# Data shown start

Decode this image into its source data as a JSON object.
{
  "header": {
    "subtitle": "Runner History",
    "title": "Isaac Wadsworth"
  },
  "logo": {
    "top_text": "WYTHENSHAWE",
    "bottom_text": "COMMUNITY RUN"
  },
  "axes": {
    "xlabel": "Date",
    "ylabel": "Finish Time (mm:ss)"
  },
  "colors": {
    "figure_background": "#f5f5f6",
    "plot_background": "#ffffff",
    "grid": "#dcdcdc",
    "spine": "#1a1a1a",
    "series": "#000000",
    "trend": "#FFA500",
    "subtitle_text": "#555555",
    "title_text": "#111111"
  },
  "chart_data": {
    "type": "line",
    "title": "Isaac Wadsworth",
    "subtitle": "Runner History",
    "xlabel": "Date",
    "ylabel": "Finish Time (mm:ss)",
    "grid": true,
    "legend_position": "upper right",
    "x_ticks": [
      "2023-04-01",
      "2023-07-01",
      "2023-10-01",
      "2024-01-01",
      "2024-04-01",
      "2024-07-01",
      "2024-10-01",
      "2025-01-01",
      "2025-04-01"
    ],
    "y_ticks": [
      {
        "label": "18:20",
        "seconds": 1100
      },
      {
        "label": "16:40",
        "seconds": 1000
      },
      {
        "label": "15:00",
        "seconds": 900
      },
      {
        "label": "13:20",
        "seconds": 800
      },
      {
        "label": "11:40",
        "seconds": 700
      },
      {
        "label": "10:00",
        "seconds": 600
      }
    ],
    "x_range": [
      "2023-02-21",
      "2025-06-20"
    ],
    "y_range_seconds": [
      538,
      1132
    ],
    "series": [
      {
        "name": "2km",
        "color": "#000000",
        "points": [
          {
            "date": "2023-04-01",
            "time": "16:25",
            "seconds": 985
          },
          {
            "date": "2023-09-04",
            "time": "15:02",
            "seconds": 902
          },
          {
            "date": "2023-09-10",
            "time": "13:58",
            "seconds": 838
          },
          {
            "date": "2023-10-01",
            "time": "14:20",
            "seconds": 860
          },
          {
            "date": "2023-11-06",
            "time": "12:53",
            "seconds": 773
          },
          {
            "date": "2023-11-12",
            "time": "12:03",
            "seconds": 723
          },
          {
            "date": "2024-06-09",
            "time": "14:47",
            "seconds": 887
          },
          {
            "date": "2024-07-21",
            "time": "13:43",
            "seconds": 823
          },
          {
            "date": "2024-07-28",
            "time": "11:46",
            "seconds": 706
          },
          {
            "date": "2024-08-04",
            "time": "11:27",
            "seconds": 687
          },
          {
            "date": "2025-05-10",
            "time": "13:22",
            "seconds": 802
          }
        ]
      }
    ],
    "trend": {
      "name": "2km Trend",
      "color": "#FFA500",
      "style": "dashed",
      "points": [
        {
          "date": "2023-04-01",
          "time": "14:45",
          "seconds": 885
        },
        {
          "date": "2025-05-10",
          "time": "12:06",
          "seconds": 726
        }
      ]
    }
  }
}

# Data shown end

Transcribe all of the entries without altering anything.

*Result*:
Decode this image into its source data as a JSON object.
{
  "header": {
    "subtitle": "Runner History",
    "title": "Isaac Wadsworth"
  },
  "logo": {
    "top_text": "WYTHENSHAWE",
    "bottom_text": "COMMUNITY RUN"
  },
  "axes": {
    "xlabel": "Date",
    "ylabel": "Finish Time (mm:ss)"
  },
  "colors": {
    "figure_background": "#f5f5f6",
    "plot_background": "#ffffff",
    "grid": "#dcdcdc",
    "spine": "#1a1a1a",
    "series": "#000000",
    "trend": "#FFA500",
    "subtitle_text": "#555555",
    "title_text": "#111111"
  },
  "chart_data": {
    "type": "line",
    "title": "Isaac Wadsworth",
    "subtitle": "Runner History",
    "xlabel": "Date",
    "ylabel": "Finish Time (mm:ss)",
    "grid": true,
    "legend_position": "upper right",
    "x_ticks": [
      "2023-04-01",
      "2023-07-01",
      "2023-10-01",
      "2024-01-01",
      "2024-04-01",
      "2024-07-01",
      "2024-10-01",
      "2025-01-01",
      "2025-04-01"
    ],
    "y_ticks": [
      {
        "label": "18:20",
        "seconds": 1100
      },
      {
        "label": "16:40",
        "seconds": 1000
      },
      {
        "label": "15:00",
        "seconds": 900
      },
      {
        "label": "13:20",
        "seconds": 800
      },
      {
        "label": "11:40",
        "seconds": 700
      },
      {
        "label": "10:00",
        "seconds": 600
      }
    ],
    "x_range": [
      "2023-02-21",
      "2025-06-20"
    ],
    "y_range_seconds": [
      538,
      1132
    ],
    "series": [
      {
        "name": "2km",
        "color": "#000000",
        "points": [
          {
            "date": "2023-04-01",
            "time": "16:25",
            "seconds": 985
          },
          {
            "date": "2023-09-04",
            "time": "15:02",
            "seconds": 902
          },
          {
            "date": "2023-09-10",
            "time": "13:58",
            "seconds": 838
          },
          {
            "date": "2023-10-01",
            "time": "14:20",
            "seconds": 860
          },
          {
            "date": "2023-11-06",
            "time": "12:53",
            "seconds": 773
          },
          {
            "date": "2023-11-12",
            "time": "12:03",
            "seconds": 723
          },
          {
            "date": "2024-06-09",
            "time": "14:47",
            "seconds": 887
          },
          {
            "date": "2024-07-21",
            "time": "13:43",
            "seconds": 823
          },
          {
            "date": "2024-07-28",
            "time": "11:46",
            "seconds": 706
          },
          {
            "date": "2024-08-04",
            "time": "11:27",
            "seconds": 687
          },
          {
            "date": "2025-05-10",
            "time": "13:22",
            "seconds": 802
          }
        ]
      }
    ],
    "trend": {
      "name": "2km Trend",
      "color": "#FFA500",
      "style": "dashed",
      "points": [
        {
          "date": "2023-04-01",
          "time": "14:45",
          "seconds": 885
        },
        {
          "date": "2025-05-10",
          "time": "12:06",
          "seconds": 726
        }
      ]
    }
  }
}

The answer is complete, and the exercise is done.